● **SOURCE DATA**:
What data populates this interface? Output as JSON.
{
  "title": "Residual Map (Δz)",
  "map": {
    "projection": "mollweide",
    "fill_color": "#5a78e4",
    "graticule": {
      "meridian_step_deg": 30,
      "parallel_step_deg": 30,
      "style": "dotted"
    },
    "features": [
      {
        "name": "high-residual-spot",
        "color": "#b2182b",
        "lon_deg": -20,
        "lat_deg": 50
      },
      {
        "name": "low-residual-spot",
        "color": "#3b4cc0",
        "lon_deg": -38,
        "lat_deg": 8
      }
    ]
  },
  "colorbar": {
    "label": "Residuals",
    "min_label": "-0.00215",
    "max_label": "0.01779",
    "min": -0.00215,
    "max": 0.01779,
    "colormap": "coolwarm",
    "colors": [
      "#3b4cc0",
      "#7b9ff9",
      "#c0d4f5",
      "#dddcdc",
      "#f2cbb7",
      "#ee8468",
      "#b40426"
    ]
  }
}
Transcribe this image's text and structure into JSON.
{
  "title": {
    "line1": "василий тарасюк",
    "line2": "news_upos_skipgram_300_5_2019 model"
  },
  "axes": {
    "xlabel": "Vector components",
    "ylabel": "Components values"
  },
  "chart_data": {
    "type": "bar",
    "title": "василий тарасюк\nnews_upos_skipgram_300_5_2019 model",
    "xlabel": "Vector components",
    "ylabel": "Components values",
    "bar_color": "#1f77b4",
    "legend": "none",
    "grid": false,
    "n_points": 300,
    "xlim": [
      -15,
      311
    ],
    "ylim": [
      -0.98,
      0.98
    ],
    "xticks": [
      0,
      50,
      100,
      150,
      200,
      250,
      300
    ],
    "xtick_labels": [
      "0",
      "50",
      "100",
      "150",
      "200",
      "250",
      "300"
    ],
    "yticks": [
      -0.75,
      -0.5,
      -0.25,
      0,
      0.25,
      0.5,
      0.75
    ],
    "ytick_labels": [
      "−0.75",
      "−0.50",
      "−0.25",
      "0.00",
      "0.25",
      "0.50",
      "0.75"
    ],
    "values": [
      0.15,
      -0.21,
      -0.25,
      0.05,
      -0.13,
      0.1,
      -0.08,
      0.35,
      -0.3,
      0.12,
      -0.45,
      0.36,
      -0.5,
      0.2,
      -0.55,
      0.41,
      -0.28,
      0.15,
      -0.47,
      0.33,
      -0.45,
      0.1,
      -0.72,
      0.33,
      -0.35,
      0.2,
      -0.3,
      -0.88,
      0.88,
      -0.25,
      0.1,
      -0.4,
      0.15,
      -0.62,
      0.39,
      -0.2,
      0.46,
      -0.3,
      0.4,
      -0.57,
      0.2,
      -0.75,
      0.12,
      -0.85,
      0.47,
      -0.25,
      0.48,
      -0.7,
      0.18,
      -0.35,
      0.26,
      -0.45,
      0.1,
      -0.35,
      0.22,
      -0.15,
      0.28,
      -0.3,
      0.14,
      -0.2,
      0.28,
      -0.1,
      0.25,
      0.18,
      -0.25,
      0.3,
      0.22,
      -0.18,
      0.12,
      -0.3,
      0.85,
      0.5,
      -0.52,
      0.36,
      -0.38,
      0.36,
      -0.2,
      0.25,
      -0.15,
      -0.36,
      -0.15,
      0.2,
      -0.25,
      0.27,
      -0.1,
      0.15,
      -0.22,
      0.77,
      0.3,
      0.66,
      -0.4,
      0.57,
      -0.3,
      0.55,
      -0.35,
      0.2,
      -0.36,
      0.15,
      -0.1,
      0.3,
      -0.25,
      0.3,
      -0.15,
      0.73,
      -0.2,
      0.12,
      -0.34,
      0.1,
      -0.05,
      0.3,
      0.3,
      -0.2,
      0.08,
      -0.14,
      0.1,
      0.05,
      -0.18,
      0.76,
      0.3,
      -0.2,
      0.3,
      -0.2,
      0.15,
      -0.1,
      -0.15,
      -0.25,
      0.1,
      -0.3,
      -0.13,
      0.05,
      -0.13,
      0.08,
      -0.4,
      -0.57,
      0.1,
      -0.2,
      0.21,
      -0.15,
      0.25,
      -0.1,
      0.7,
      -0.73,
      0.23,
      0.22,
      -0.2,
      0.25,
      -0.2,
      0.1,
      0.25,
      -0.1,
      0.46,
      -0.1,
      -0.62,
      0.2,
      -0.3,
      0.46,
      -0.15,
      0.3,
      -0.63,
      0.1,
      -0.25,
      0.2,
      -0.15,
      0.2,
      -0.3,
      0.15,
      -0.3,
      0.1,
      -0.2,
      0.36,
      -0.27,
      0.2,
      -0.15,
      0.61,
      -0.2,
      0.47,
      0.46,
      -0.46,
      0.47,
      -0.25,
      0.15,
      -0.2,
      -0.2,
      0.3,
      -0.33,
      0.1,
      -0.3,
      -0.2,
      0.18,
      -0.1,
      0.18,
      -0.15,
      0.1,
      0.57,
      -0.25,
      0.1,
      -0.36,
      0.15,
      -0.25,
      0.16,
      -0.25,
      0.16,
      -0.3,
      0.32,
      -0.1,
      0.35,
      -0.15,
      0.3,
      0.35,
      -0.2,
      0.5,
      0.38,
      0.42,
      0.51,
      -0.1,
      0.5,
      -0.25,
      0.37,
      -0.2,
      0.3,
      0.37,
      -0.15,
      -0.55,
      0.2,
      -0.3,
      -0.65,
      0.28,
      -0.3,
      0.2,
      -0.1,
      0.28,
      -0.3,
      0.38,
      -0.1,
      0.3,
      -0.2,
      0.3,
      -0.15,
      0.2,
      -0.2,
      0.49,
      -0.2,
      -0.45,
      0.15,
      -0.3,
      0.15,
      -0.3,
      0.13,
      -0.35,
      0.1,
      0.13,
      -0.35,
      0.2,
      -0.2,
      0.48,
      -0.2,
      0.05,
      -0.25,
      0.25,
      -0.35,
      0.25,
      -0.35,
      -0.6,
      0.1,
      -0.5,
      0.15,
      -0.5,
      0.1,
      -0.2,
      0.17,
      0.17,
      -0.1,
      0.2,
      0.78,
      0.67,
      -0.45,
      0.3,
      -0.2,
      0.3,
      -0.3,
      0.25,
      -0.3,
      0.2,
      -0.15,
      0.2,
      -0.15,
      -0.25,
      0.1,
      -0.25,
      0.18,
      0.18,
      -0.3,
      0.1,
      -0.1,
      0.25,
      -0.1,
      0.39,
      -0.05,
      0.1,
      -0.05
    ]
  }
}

● **EXERCISE GOAL**: Reproduce every line of the data verbatim.

● **EXERCISE SOLUTION**:
What data populates this interface? Output as JSON.
{
  "title": "Residual Map (Δz)",
  "map": {
    "projection": "mollweide",
    "fill_color": "#5a78e4",
    "graticule": {
      "meridian_step_deg": 30,
      "parallel_step_deg": 30,
      "style": "dotted"
    },
    "features": [
      {
        "name": "high-residual-spot",
        "color": "#b2182b",
        "lon_deg": -20,
        "lat_deg": 50
      },
      {
        "name": "low-residual-spot",
        "color": "#3b4cc0",
        "lon_deg": -38,
        "lat_deg": 8
      }
    ]
  },
  "colorbar": {
    "label": "Residuals",
    "min_label": "-0.00215",
    "max_label": "0.01779",
    "min": -0.00215,
    "max": 0.01779,
    "colormap": "coolwarm",
    "colors": [
      "#3b4cc0",
      "#7b9ff9",
      "#c0d4f5",
      "#dddcdc",
      "#f2cbb7",
      "#ee8468",
      "#b40426"
    ]
  }
}
Transcribe this image's text and structure into JSON.
{
  "title": {
    "line1": "василий тарасюк",
    "line2": "news_upos_skipgram_300_5_2019 model"
  },
  "axes": {
    "xlabel": "Vector components",
    "ylabel": "Components values"
  },
  "chart_data": {
    "type": "bar",
    "title": "василий тарасюк\nnews_upos_skipgram_300_5_2019 model",
    "xlabel": "Vector components",
    "ylabel": "Components values",
    "bar_color": "#1f77b4",
    "legend": "none",
    "grid": false,
    "n_points": 300,
    "xlim": [
      -15,
      311
    ],
    "ylim": [
      -0.98,
      0.98
    ],
    "xticks": [
      0,
      50,
      100,
      150,
      200,
      250,
      300
    ],
    "xtick_labels": [
      "0",
      "50",
      "100",
      "150",
      "200",
      "250",
      "300"
    ],
    "yticks": [
      -0.75,
      -0.5,
      -0.25,
      0,
      0.25,
      0.5,
      0.75
    ],
    "ytick_labels": [
      "−0.75",
      "−0.50",
      "−0.25",
      "0.00",
      "0.25",
      "0.50",
      "0.75"
    ],
    "values": [
      0.15,
      -0.21,
      -0.25,
      0.05,
      -0.13,
      0.1,
      -0.08,
      0.35,
      -0.3,
      0.12,
      -0.45,
      0.36,
      -0.5,
      0.2,
      -0.55,
      0.41,
      -0.28,
      0.15,
      -0.47,
      0.33,
      -0.45,
      0.1,
      -0.72,
      0.33,
      -0.35,
      0.2,
      -0.3,
      -0.88,
      0.88,
      -0.25,
      0.1,
      -0.4,
      0.15,
      -0.62,
      0.39,
      -0.2,
      0.46,
      -0.3,
      0.4,
      -0.57,
      0.2,
      -0.75,
      0.12,
      -0.85,
      0.47,
      -0.25,
      0.48,
      -0.7,
      0.18,
      -0.35,
      0.26,
      -0.45,
      0.1,
      -0.35,
      0.22,
      -0.15,
      0.28,
      -0.3,
      0.14,
      -0.2,
      0.28,
      -0.1,
      0.25,
      0.18,
      -0.25,
      0.3,
      0.22,
      -0.18,
      0.12,
      -0.3,
      0.85,
      0.5,
      -0.52,
      0.36,
      -0.38,
      0.36,
      -0.2,
      0.25,
      -0.15,
      -0.36,
      -0.15,
      0.2,
      -0.25,
      0.27,
      -0.1,
      0.15,
      -0.22,
      0.77,
      0.3,
      0.66,
      -0.4,
      0.57,
      -0.3,
      0.55,
      -0.35,
      0.2,
      -0.36,
      0.15,
      -0.1,
      0.3,
      -0.25,
      0.3,
      -0.15,
      0.73,
      -0.2,
      0.12,
      -0.34,
      0.1,
      -0.05,
      0.3,
      0.3,
      -0.2,
      0.08,
      -0.14,
      0.1,
      0.05,
      -0.18,
      0.76,
      0.3,
      -0.2,
      0.3,
      -0.2,
      0.15,
      -0.1,
      -0.15,
      -0.25,
      0.1,
      -0.3,
      -0.13,
      0.05,
      -0.13,
      0.08,
      -0.4,
      -0.57,
      0.1,
      -0.2,
      0.21,
      -0.15,
      0.25,
      -0.1,
      0.7,
      -0.73,
      0.23,
      0.22,
      -0.2,
      0.25,
      -0.2,
      0.1,
      0.25,
      -0.1,
      0.46,
      -0.1,
      -0.62,
      0.2,
      -0.3,
      0.46,
      -0.15,
      0.3,
      -0.63,
      0.1,
      -0.25,
      0.2,
      -0.15,
      0.2,
      -0.3,
      0.15,
      -0.3,
      0.1,
      -0.2,
      0.36,
      -0.27,
      0.2,
      -0.15,
      0.61,
      -0.2,
      0.47,
      0.46,
      -0.46,
      0.47,
      -0.25,
      0.15,
      -0.2,
      -0.2,
      0.3,
      -0.33,
      0.1,
      -0.3,
      -0.2,
      0.18,
      -0.1,
      0.18,
      -0.15,
      0.1,
      0.57,
      -0.25,
      0.1,
      -0.36,
      0.15,
      -0.25,
      0.16,
      -0.25,
      0.16,
      -0.3,
      0.32,
      -0.1,
      0.35,
      -0.15,
      0.3,
      0.35,
      -0.2,
      0.5,
      0.38,
      0.42,
      0.51,
      -0.1,
      0.5,
      -0.25,
      0.37,
      -0.2,
      0.3,
      0.37,
      -0.15,
      -0.55,
      0.2,
      -0.3,
      -0.65,
      0.28,
      -0.3,
      0.2,
      -0.1,
      0.28,
      -0.3,
      0.38,
      -0.1,
      0.3,
      -0.2,
      0.3,
      -0.15,
      0.2,
      -0.2,
      0.49,
      -0.2,
      -0.45,
      0.15,
      -0.3,
      0.15,
      -0.3,
      0.13,
      -0.35,
      0.1,
      0.13,
      -0.35,
      0.2,
      -0.2,
      0.48,
      -0.2,
      0.05,
      -0.25,
      0.25,
      -0.35,
      0.25,
      -0.35,
      -0.6,
      0.1,
      -0.5,
      0.15,
      -0.5,
      0.1,
      -0.2,
      0.17,
      0.17,
      -0.1,
      0.2,
      0.78,
      0.67,
      -0.45,
      0.3,
      -0.2,
      0.3,
      -0.3,
      0.25,
      -0.3,
      0.2,
      -0.15,
      0.2,
      -0.15,
      -0.25,
      0.1,
      -0.25,
      0.18,
      0.18,
      -0.3,
      0.1,
      -0.1,
      0.25,
      -0.1,
      0.39,
      -0.05,
      0.1,
      -0.05
    ]
  }
}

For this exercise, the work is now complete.